# START OF Provided records
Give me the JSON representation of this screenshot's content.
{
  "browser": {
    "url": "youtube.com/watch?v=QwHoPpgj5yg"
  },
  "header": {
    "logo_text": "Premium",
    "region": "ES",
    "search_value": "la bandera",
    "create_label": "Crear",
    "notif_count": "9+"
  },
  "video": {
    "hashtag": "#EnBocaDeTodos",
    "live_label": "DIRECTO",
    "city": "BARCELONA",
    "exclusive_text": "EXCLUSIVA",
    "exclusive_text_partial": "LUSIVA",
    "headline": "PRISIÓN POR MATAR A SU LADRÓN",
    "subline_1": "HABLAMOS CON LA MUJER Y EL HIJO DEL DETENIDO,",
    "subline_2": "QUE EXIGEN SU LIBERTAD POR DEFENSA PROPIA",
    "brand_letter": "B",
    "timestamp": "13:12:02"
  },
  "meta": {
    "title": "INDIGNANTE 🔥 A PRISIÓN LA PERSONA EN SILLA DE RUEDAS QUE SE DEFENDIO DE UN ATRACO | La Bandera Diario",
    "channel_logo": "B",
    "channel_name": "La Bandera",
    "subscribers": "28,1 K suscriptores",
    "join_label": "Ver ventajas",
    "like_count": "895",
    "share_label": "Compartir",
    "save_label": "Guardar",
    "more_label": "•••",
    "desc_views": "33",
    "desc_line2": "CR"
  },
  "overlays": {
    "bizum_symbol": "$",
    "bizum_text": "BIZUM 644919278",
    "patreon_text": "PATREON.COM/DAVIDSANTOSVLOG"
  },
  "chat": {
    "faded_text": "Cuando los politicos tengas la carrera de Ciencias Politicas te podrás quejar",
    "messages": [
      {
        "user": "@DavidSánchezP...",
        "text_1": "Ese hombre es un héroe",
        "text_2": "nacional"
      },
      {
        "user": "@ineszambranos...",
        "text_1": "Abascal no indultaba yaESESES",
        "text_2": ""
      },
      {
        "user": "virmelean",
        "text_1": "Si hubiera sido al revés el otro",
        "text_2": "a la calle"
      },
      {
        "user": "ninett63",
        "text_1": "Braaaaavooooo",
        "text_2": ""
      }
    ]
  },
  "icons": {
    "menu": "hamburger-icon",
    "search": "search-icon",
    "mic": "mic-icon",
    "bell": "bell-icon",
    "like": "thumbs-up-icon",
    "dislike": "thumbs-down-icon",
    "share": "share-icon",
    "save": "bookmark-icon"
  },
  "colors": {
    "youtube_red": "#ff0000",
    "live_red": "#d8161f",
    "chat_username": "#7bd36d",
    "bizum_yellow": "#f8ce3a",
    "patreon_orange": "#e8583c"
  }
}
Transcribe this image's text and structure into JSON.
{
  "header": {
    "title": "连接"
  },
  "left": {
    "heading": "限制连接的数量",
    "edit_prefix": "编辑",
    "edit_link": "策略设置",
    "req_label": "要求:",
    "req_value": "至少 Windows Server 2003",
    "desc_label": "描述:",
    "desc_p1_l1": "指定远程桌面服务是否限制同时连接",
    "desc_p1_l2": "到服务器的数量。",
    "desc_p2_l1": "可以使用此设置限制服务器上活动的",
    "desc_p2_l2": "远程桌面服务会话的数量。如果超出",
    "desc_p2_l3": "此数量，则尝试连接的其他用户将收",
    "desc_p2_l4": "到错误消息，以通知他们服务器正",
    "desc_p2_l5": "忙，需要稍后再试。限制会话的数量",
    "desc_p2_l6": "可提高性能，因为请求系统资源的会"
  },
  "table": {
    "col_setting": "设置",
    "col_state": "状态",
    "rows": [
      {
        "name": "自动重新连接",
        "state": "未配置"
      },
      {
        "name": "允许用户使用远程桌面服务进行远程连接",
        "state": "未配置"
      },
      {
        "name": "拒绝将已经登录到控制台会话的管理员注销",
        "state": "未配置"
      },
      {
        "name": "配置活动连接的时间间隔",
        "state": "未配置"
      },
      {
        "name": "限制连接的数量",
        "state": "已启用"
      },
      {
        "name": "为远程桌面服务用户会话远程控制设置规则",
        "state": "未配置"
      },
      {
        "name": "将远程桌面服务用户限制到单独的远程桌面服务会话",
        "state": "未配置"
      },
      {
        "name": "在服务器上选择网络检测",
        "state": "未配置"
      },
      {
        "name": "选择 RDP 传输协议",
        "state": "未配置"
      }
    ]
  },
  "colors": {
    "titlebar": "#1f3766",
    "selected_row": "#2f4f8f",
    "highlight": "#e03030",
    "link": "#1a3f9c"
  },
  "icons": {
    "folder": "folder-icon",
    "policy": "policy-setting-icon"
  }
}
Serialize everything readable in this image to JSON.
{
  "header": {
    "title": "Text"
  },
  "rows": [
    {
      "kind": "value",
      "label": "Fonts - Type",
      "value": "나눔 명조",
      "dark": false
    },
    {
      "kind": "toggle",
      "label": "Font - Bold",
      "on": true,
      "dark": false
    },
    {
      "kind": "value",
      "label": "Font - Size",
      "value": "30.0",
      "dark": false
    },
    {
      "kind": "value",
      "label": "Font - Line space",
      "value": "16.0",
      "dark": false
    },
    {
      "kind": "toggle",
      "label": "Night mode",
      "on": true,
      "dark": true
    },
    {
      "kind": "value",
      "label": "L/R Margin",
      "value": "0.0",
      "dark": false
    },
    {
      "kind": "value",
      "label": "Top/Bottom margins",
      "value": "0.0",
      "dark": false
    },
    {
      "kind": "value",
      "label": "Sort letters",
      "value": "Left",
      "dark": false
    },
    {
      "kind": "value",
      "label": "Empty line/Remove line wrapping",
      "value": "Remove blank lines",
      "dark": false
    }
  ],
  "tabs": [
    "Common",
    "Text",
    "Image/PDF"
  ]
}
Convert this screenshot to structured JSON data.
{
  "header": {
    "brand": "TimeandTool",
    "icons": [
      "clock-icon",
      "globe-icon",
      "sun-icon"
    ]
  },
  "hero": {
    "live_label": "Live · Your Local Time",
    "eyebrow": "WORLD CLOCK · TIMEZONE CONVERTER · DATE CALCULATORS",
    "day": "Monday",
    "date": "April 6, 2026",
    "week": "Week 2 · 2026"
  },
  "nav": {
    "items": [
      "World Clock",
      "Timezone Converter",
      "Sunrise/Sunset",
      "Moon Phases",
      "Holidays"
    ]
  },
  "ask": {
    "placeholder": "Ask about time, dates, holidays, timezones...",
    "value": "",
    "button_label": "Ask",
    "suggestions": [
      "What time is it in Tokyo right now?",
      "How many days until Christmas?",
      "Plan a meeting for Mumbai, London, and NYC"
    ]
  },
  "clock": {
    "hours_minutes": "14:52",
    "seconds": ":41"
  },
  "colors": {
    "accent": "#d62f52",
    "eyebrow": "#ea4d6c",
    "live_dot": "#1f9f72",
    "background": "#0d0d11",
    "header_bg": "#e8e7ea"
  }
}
# END OF Provided records
Do this: Return all of the entries exactly as they were supplied.

Correct output:
Give me the JSON representation of this screenshot's content.
{
  "browser": {
    "url": "youtube.com/watch?v=QwHoPpgj5yg"
  },
  "header": {
    "logo_text": "Premium",
    "region": "ES",
    "search_value": "la bandera",
    "create_label": "Crear",
    "notif_count": "9+"
  },
  "video": {
    "hashtag": "#EnBocaDeTodos",
    "live_label": "DIRECTO",
    "city": "BARCELONA",
    "exclusive_text": "EXCLUSIVA",
    "exclusive_text_partial": "LUSIVA",
    "headline": "PRISIÓN POR MATAR A SU LADRÓN",
    "subline_1": "HABLAMOS CON LA MUJER Y EL HIJO DEL DETENIDO,",
    "subline_2": "QUE EXIGEN SU LIBERTAD POR DEFENSA PROPIA",
    "brand_letter": "B",
    "timestamp": "13:12:02"
  },
  "meta": {
    "title": "INDIGNANTE 🔥 A PRISIÓN LA PERSONA EN SILLA DE RUEDAS QUE SE DEFENDIO DE UN ATRACO | La Bandera Diario",
    "channel_logo": "B",
    "channel_name": "La Bandera",
    "subscribers": "28,1 K suscriptores",
    "join_label": "Ver ventajas",
    "like_count": "895",
    "share_label": "Compartir",
    "save_label": "Guardar",
    "more_label": "•••",
    "desc_views": "33",
    "desc_line2": "CR"
  },
  "overlays": {
    "bizum_symbol": "$",
    "bizum_text": "BIZUM 644919278",
    "patreon_text": "PATREON.COM/DAVIDSANTOSVLOG"
  },
  "chat": {
    "faded_text": "Cuando los politicos tengas la carrera de Ciencias Politicas te podrás quejar",
    "messages": [
      {
        "user": "@DavidSánchezP...",
        "text_1": "Ese hombre es un héroe",
        "text_2": "nacional"
      },
      {
        "user": "@ineszambranos...",
        "text_1": "Abascal no indultaba yaESESES",
        "text_2": ""
      },
      {
        "user": "virmelean",
        "text_1": "Si hubiera sido al revés el otro",
        "text_2": "a la calle"
      },
      {
        "user": "ninett63",
        "text_1": "Braaaaavooooo",
        "text_2": ""
      }
    ]
  },
  "icons": {
    "menu": "hamburger-icon",
    "search": "search-icon",
    "mic": "mic-icon",
    "bell": "bell-icon",
    "like": "thumbs-up-icon",
    "dislike": "thumbs-down-icon",
    "share": "share-icon",
    "save": "bookmark-icon"
  },
  "colors": {
    "youtube_red": "#ff0000",
    "live_red": "#d8161f",
    "chat_username": "#7bd36d",
    "bizum_yellow": "#f8ce3a",
    "patreon_orange": "#e8583c"
  }
}
Transcribe this image's text and structure into JSON.
{
  "header": {
    "title": "连接"
  },
  "left": {
    "heading": "限制连接的数量",
    "edit_prefix": "编辑",
    "edit_link": "策略设置",
    "req_label": "要求:",
    "req_value": "至少 Windows Server 2003",
    "desc_label": "描述:",
    "desc_p1_l1": "指定远程桌面服务是否限制同时连接",
    "desc_p1_l2": "到服务器的数量。",
    "desc_p2_l1": "可以使用此设置限制服务器上活动的",
    "desc_p2_l2": "远程桌面服务会话的数量。如果超出",
    "desc_p2_l3": "此数量，则尝试连接的其他用户将收",
    "desc_p2_l4": "到错误消息，以通知他们服务器正",
    "desc_p2_l5": "忙，需要稍后再试。限制会话的数量",
    "desc_p2_l6": "可提高性能，因为请求系统资源的会"
  },
  "table": {
    "col_setting": "设置",
    "col_state": "状态",
    "rows": [
      {
        "name": "自动重新连接",
        "state": "未配置"
      },
      {
        "name": "允许用户使用远程桌面服务进行远程连接",
        "state": "未配置"
      },
      {
        "name": "拒绝将已经登录到控制台会话的管理员注销",
        "state": "未配置"
      },
      {
        "name": "配置活动连接的时间间隔",
        "state": "未配置"
      },
      {
        "name": "限制连接的数量",
        "state": "已启用"
      },
      {
        "name": "为远程桌面服务用户会话远程控制设置规则",
        "state": "未配置"
      },
      {
        "name": "将远程桌面服务用户限制到单独的远程桌面服务会话",
        "state": "未配置"
      },
      {
        "name": "在服务器上选择网络检测",
        "state": "未配置"
      },
      {
        "name": "选择 RDP 传输协议",
        "state": "未配置"
      }
    ]
  },
  "colors": {
    "titlebar": "#1f3766",
    "selected_row": "#2f4f8f",
    "highlight": "#e03030",
    "link": "#1a3f9c"
  },
  "icons": {
    "folder": "folder-icon",
    "policy": "policy-setting-icon"
  }
}
Serialize everything readable in this image to JSON.
{
  "header": {
    "title": "Text"
  },
  "rows": [
    {
      "kind": "value",
      "label": "Fonts - Type",
      "value": "나눔 명조",
      "dark": false
    },
    {
      "kind": "toggle",
      "label": "Font - Bold",
      "on": true,
      "dark": false
    },
    {
      "kind": "value",
      "label": "Font - Size",
      "value": "30.0",
      "dark": false
    },
    {
      "kind": "value",
      "label": "Font - Line space",
      "value": "16.0",
      "dark": false
    },
    {
      "kind": "toggle",
      "label": "Night mode",
      "on": true,
      "dark": true
    },
    {
      "kind": "value",
      "label": "L/R Margin",
      "value": "0.0",
      "dark": false
    },
    {
      "kind": "value",
      "label": "Top/Bottom margins",
      "value": "0.0",
      "dark": false
    },
    {
      "kind": "value",
      "label": "Sort letters",
      "value": "Left",
      "dark": false
    },
    {
      "kind": "value",
      "label": "Empty line/Remove line wrapping",
      "value": "Remove blank lines",
      "dark": false
    }
  ],
  "tabs": [
    "Common",
    "Text",
    "Image/PDF"
  ]
}
Convert this screenshot to structured JSON data.
{
  "header": {
    "brand": "TimeandTool",
    "icons": [
      "clock-icon",
      "globe-icon",
      "sun-icon"
    ]
  },
  "hero": {
    "live_label": "Live · Your Local Time",
    "eyebrow": "WORLD CLOCK · TIMEZONE CONVERTER · DATE CALCULATORS",
    "day": "Monday",
    "date": "April 6, 2026",
    "week": "Week 2 · 2026"
  },
  "nav": {
    "items": [
      "World Clock",
      "Timezone Converter",
      "Sunrise/Sunset",
      "Moon Phases",
      "Holidays"
    ]
  },
  "ask": {
    "placeholder": "Ask about time, dates, holidays, timezones...",
    "value": "",
    "button_label": "Ask",
    "suggestions": [
      "What time is it in Tokyo right now?",
      "How many days until Christmas?",
      "Plan a meeting for Mumbai, London, and NYC"
    ]
  },
  "clock": {
    "hours_minutes": "14:52",
    "seconds": ":41"
  },
  "colors": {
    "accent": "#d62f52",
    "eyebrow": "#ea4d6c",
    "live_dot": "#1f9f72",
    "background": "#0d0d11",
    "header_bg": "#e8e7ea"
  }
}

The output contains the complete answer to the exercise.